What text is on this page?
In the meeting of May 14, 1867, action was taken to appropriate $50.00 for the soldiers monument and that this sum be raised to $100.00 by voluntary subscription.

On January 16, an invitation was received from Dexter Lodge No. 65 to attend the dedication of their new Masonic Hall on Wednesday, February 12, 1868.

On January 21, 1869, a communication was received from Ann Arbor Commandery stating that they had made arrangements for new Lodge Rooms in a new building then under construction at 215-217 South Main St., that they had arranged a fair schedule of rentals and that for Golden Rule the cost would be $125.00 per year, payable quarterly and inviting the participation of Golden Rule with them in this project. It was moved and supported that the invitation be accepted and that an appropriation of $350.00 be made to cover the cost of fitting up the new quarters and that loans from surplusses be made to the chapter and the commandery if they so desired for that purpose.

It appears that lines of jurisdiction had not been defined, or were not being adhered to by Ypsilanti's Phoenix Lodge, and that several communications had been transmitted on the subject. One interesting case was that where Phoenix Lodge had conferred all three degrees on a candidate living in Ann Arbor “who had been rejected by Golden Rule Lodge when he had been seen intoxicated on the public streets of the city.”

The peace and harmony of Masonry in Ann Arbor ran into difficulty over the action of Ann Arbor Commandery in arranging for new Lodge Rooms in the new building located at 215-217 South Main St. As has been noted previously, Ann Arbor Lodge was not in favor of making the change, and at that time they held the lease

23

○ ○ ○ ○

Direction: Go through the records above, find every line with the word "invitation", and list those lines.

Written answer:
On January 16, an invitation was received from Dexter Lodge No. 65 to attend the dedication of their new Masonic Hall on Wednesday, February 12, 1868.
On January 21, 1869, a communication was received from Ann Arbor Commandery stating that they had made arrangements for new Lodge Rooms in a new building then under construction at 215-217 South Main St., that they had arranged a fair schedule of rentals and that for Golden Rule the cost would be $125.00 per year, payable quarterly and inviting the participation of Golden Rule with them in this project. It was moved and supported that the invitation be accepted and that an appropriation of $350.00 be made to cover the cost of fitting up the new quarters and that loans from surplusses be made to the chapter and the commandery if they so desired for that purpose.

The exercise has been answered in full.